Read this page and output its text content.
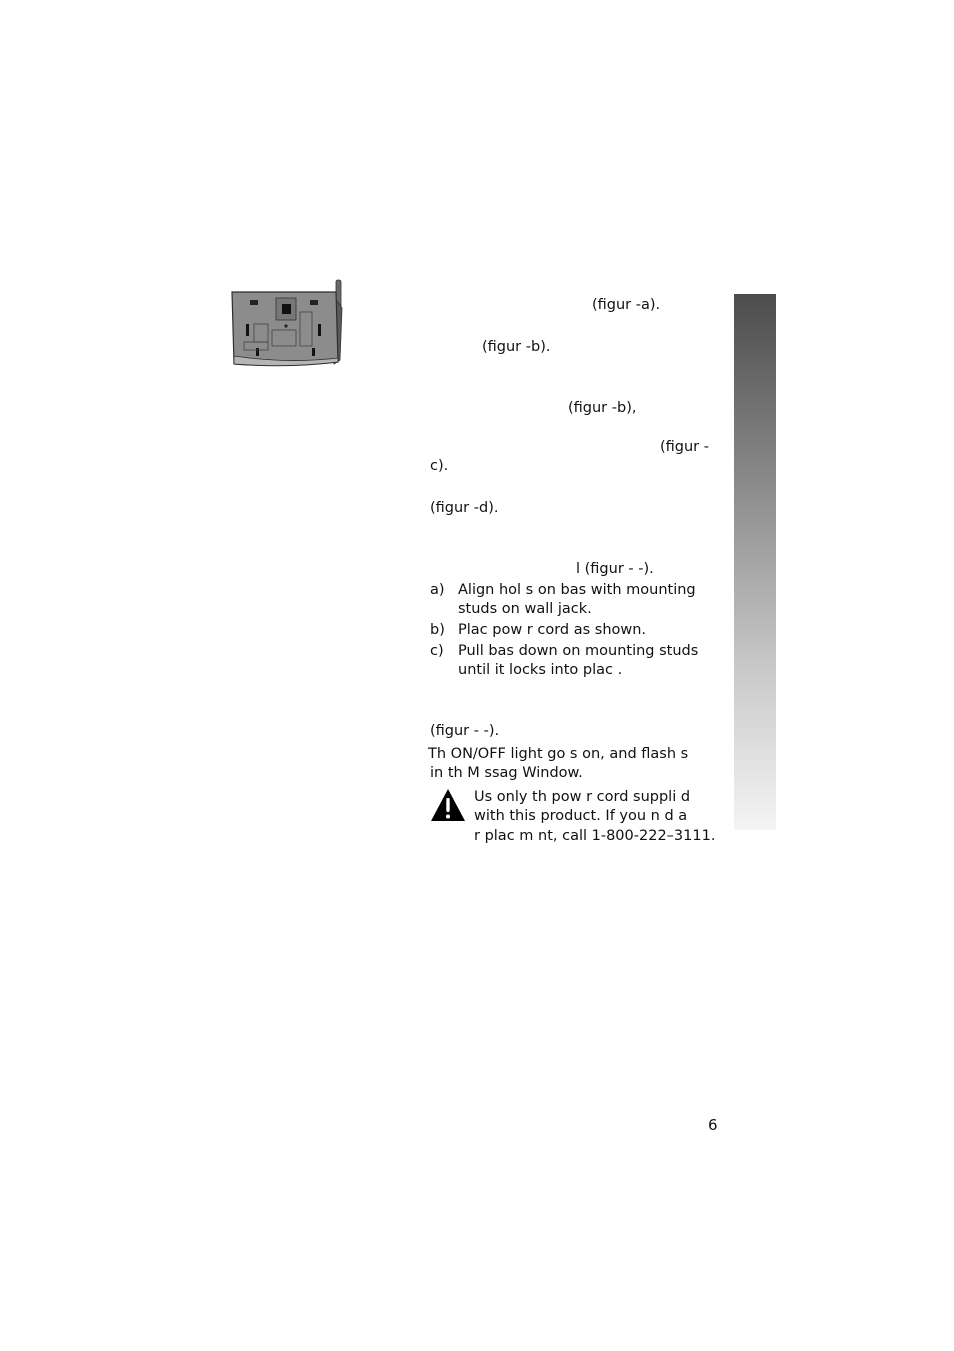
(figur -a).
(figur -b).
(figur -b),
(figur -
c).
(figur -d).
l (figur - -).
a) Align hol s on bas with mounting
studs on wall jack.
b) Plac pow r cord as shown.
c) Pull bas down on mounting studs
until it locks into plac .
(figur - -).
Th ON/OFF light go s on, and flash s
in th M ssag Window.
Us only th pow r cord suppli d
with this product. If you n d a
r plac m nt, call 1-800-222–3111.
6
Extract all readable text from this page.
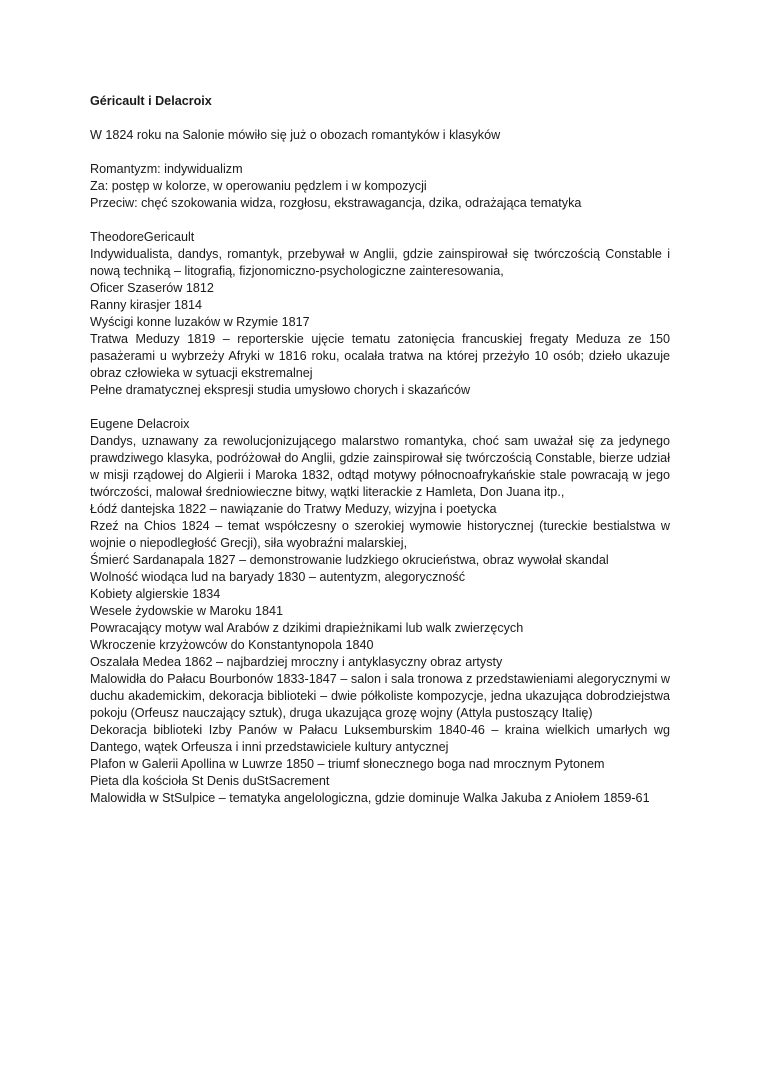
Géricault i Delacroix

W 1824 roku na Salonie mówiło się już o obozach romantyków i klasyków

Romantyzm: indywidualizm

Za: postęp w kolorze, w operowaniu pędzlem i w kompozycji

Przeciw: chęć szokowania widza, rozgłosu, ekstrawagancja, dzika, odrażająca tematyka

TheodoreGericault

Indywidualista, dandys, romantyk, przebywał w Anglii, gdzie zainspirował się twórczością Constable i nową techniką – litografią, fizjonomiczno-psychologiczne zainteresowania,

Oficer Szaserów 1812

Ranny kirasjer 1814

Wyścigi konne luzaków w Rzymie 1817

Tratwa Meduzy 1819 – reporterskie ujęcie tematu zatonięcia francuskiej fregaty Meduza ze 150 pasażerami u wybrzeży Afryki w 1816 roku, ocalała tratwa na której przeżyło 10 osób; dzieło ukazuje obraz człowieka w sytuacji ekstremalnej

Pełne dramatycznej ekspresji studia umysłowo chorych i skazańców

Eugene Delacroix

Dandys, uznawany za rewolucjonizującego malarstwo romantyka, choć sam uważał się za jedynego prawdziwego klasyka, podróżował do Anglii, gdzie zainspirował się twórczością Constable, bierze udział w misji rządowej do Algierii i Maroka 1832, odtąd motywy północnoafrykańskie stale powracają w jego twórczości, malował średniowieczne bitwy, wątki literackie z Hamleta, Don Juana itp.,

Łódź dantejska 1822 – nawiązanie do Tratwy Meduzy, wizyjna i poetycka

Rzeź na Chios 1824 – temat współczesny o szerokiej wymowie historycznej (tureckie bestialstwa w wojnie o niepodległość Grecji), siła wyobraźni malarskiej,

Śmierć Sardanapala 1827 – demonstrowanie ludzkiego okrucieństwa, obraz wywołał skandal

Wolność wiodąca lud na baryady 1830 – autentyzm, alegoryczność

Kobiety algierskie 1834

Wesele żydowskie w Maroku 1841

Powracający motyw wal Arabów z dzikimi drapieżnikami lub walk zwierzęcych

Wkroczenie krzyżowców do Konstantynopola 1840

Oszalała Medea 1862 – najbardziej mroczny i antyklasyczny obraz artysty

Malowidła do Pałacu Bourbonów 1833-1847 – salon i sala tronowa z przedstawieniami alegorycznymi w duchu akademickim, dekoracja biblioteki – dwie półkoliste kompozycje, jedna ukazująca dobrodziejstwa pokoju (Orfeusz nauczający sztuk), druga ukazująca grozę wojny (Attyla pustoszący Italię)

Dekoracja biblioteki Izby Panów w Pałacu Luksemburskim 1840-46 – kraina wielkich umarłych wg Dantego, wątek Orfeusza i inni przedstawiciele kultury antycznej

Plafon w Galerii Apollina w Luwrze 1850 – triumf słonecznego boga nad mrocznym Pytonem

Pieta dla kościoła St Denis duStSacrement

Malowidła w StSulpice – tematyka angelologiczna, gdzie dominuje Walka Jakuba z Aniołem 1859-61
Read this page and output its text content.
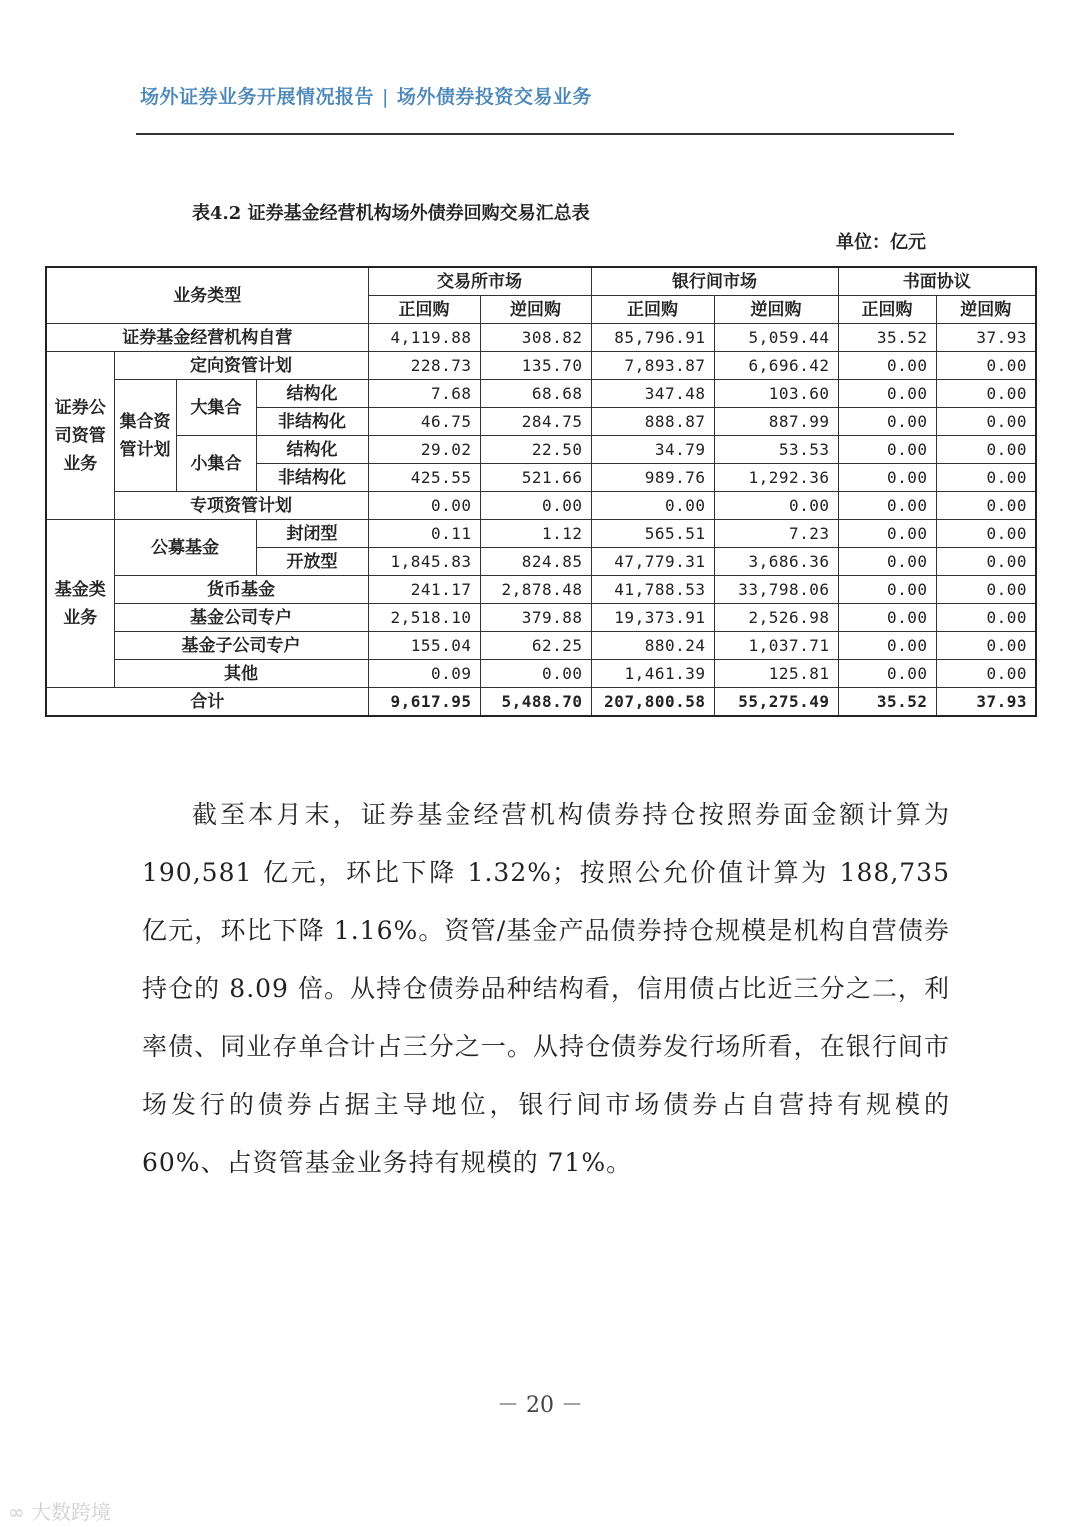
场外证券业务开展情况报告 | 场外债券投资交易业务
表4.2 证券基金经营机构场外债券回购交易汇总表
单位：亿元
业务类型				交易所市场		银行间市场		书面协议	
				正回购	逆回购	正回购	逆回购	正回购	逆回购
证券基金经营机构自营				4,119.88	308.82	85,796.91	5,059.44	35.52	37.93
证券公司资管业务	定向资管计划			228.73	135.70	7,893.87	6,696.42	0.00	0.00
	集合资管计划	大集合	结构化	7.68	68.68	347.48	103.60	0.00	0.00
			非结构化	46.75	284.75	888.87	887.99	0.00	0.00
		小集合	结构化	29.02	22.50	34.79	53.53	0.00	0.00
			非结构化	425.55	521.66	989.76	1,292.36	0.00	0.00
	专项资管计划			0.00	0.00	0.00	0.00	0.00	0.00
基金类业务	公募基金		封闭型	0.11	1.12	565.51	7.23	0.00	0.00
			开放型	1,845.83	824.85	47,779.31	3,686.36	0.00	0.00
	货币基金			241.17	2,878.48	41,788.53	33,798.06	0.00	0.00
	基金公司专户			2,518.10	379.88	19,373.91	2,526.98	0.00	0.00
	基金子公司专户			155.04	62.25	880.24	1,037.71	0.00	0.00
	其他			0.09	0.00	1,461.39	125.81	0.00	0.00
合计				9,617.95	5,488.70	207,800.58	55,275.49	35.52	37.93
截至本月末，证券基金经营机构债券持仓按照券面金额计算为 190,581 亿元，环比下降 1.32%；按照公允价值计算为 188,735 亿元，环比下降 1.16%。资管/基金产品债券持仓规模是机构自营债券持仓的 8.09 倍。从持仓债券品种结构看，信用债占比近三分之二，利率债、同业存单合计占三分之一。从持仓债券发行场所看，在银行间市场发行的债券占据主导地位，银行间市场债券占自营持有规模的 60%、占资管基金业务持有规模的 71%。
－ 20 －
∞ 大数跨境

==================================================

Retype the data above exactly; pictures are not part of the copy.

Output for this task >>
Read this page and output its text content.
(figur -a).
(figur -b).
(figur -b),
(figur -
c).
(figur -d).
l (figur - -).
a) Align hol s on bas with mounting
studs on wall jack.
b) Plac pow r cord as shown.
c) Pull bas down on mounting studs
until it locks into plac .
(figur - -).
Th ON/OFF light go s on, and flash s
in th M ssag Window.
Us only th pow r cord suppli d
with this product. If you n d a
r plac m nt, call 1-800-222–3111.
6
Extract all readable text from this page.
Géricault i Delacroix

W 1824 roku na Salonie mówiło się już o obozach romantyków i klasyków

Romantyzm: indywidualizm

Za: postęp w kolorze, w operowaniu pędzlem i w kompozycji

Przeciw: chęć szokowania widza, rozgłosu, ekstrawagancja, dzika, odrażająca tematyka

TheodoreGericault

Indywidualista, dandys, romantyk, przebywał w Anglii, gdzie zainspirował się twórczością Constable i nową techniką – litografią, fizjonomiczno-psychologiczne zainteresowania,

Oficer Szaserów 1812

Ranny kirasjer 1814

Wyścigi konne luzaków w Rzymie 1817

Tratwa Meduzy 1819 – reporterskie ujęcie tematu zatonięcia francuskiej fregaty Meduza ze 150 pasażerami u wybrzeży Afryki w 1816 roku, ocalała tratwa na której przeżyło 10 osób; dzieło ukazuje obraz człowieka w sytuacji ekstremalnej

Pełne dramatycznej ekspresji studia umysłowo chorych i skazańców

Eugene Delacroix

Dandys, uznawany za rewolucjonizującego malarstwo romantyka, choć sam uważał się za jedynego prawdziwego klasyka, podróżował do Anglii, gdzie zainspirował się twórczością Constable, bierze udział w misji rządowej do Algierii i Maroka 1832, odtąd motywy północnoafrykańskie stale powracają w jego twórczości, malował średniowieczne bitwy, wątki literackie z Hamleta, Don Juana itp.,

Łódź dantejska 1822 – nawiązanie do Tratwy Meduzy, wizyjna i poetycka

Rzeź na Chios 1824 – temat współczesny o szerokiej wymowie historycznej (tureckie bestialstwa w wojnie o niepodległość Grecji), siła wyobraźni malarskiej,

Śmierć Sardanapala 1827 – demonstrowanie ludzkiego okrucieństwa, obraz wywołał skandal

Wolność wiodąca lud na baryady 1830 – autentyzm, alegoryczność

Kobiety algierskie 1834

Wesele żydowskie w Maroku 1841

Powracający motyw wal Arabów z dzikimi drapieżnikami lub walk zwierzęcych

Wkroczenie krzyżowców do Konstantynopola 1840

Oszalała Medea 1862 – najbardziej mroczny i antyklasyczny obraz artysty

Malowidła do Pałacu Bourbonów 1833-1847 – salon i sala tronowa z przedstawieniami alegorycznymi w duchu akademickim, dekoracja biblioteki – dwie półkoliste kompozycje, jedna ukazująca dobrodziejstwa pokoju (Orfeusz nauczający sztuk), druga ukazująca grozę wojny (Attyla pustoszący Italię)

Dekoracja biblioteki Izby Panów w Pałacu Luksemburskim 1840-46 – kraina wielkich umarłych wg Dantego, wątek Orfeusza i inni przedstawiciele kultury antycznej

Plafon w Galerii Apollina w Luwrze 1850 – triumf słonecznego boga nad mrocznym Pytonem

Pieta dla kościoła St Denis duStSacrement

Malowidła w StSulpice – tematyka angelologiczna, gdzie dominuje Walka Jakuba z Aniołem 1859-61
Read this page and output its text content.
场外证券业务开展情况报告 | 场外债券投资交易业务
表4.2 证券基金经营机构场外债券回购交易汇总表
单位：亿元
业务类型				交易所市场		银行间市场		书面协议	
				正回购	逆回购	正回购	逆回购	正回购	逆回购
证券基金经营机构自营				4,119.88	308.82	85,796.91	5,059.44	35.52	37.93
证券公司资管业务	定向资管计划			228.73	135.70	7,893.87	6,696.42	0.00	0.00
	集合资管计划	大集合	结构化	7.68	68.68	347.48	103.60	0.00	0.00
			非结构化	46.75	284.75	888.87	887.99	0.00	0.00
		小集合	结构化	29.02	22.50	34.79	53.53	0.00	0.00
			非结构化	425.55	521.66	989.76	1,292.36	0.00	0.00
	专项资管计划			0.00	0.00	0.00	0.00	0.00	0.00
基金类业务	公募基金		封闭型	0.11	1.12	565.51	7.23	0.00	0.00
			开放型	1,845.83	824.85	47,779.31	3,686.36	0.00	0.00
	货币基金			241.17	2,878.48	41,788.53	33,798.06	0.00	0.00
	基金公司专户			2,518.10	379.88	19,373.91	2,526.98	0.00	0.00
	基金子公司专户			155.04	62.25	880.24	1,037.71	0.00	0.00
	其他			0.09	0.00	1,461.39	125.81	0.00	0.00
合计				9,617.95	5,488.70	207,800.58	55,275.49	35.52	37.93
截至本月末，证券基金经营机构债券持仓按照券面金额计算为 190,581 亿元，环比下降 1.32%；按照公允价值计算为 188,735 亿元，环比下降 1.16%。资管/基金产品债券持仓规模是机构自营债券持仓的 8.09 倍。从持仓债券品种结构看，信用债占比近三分之二，利率债、同业存单合计占三分之一。从持仓债券发行场所看，在银行间市场发行的债券占据主导地位，银行间市场债券占自营持有规模的 60%、占资管基金业务持有规模的 71%。
－ 20 －
∞ 大数跨境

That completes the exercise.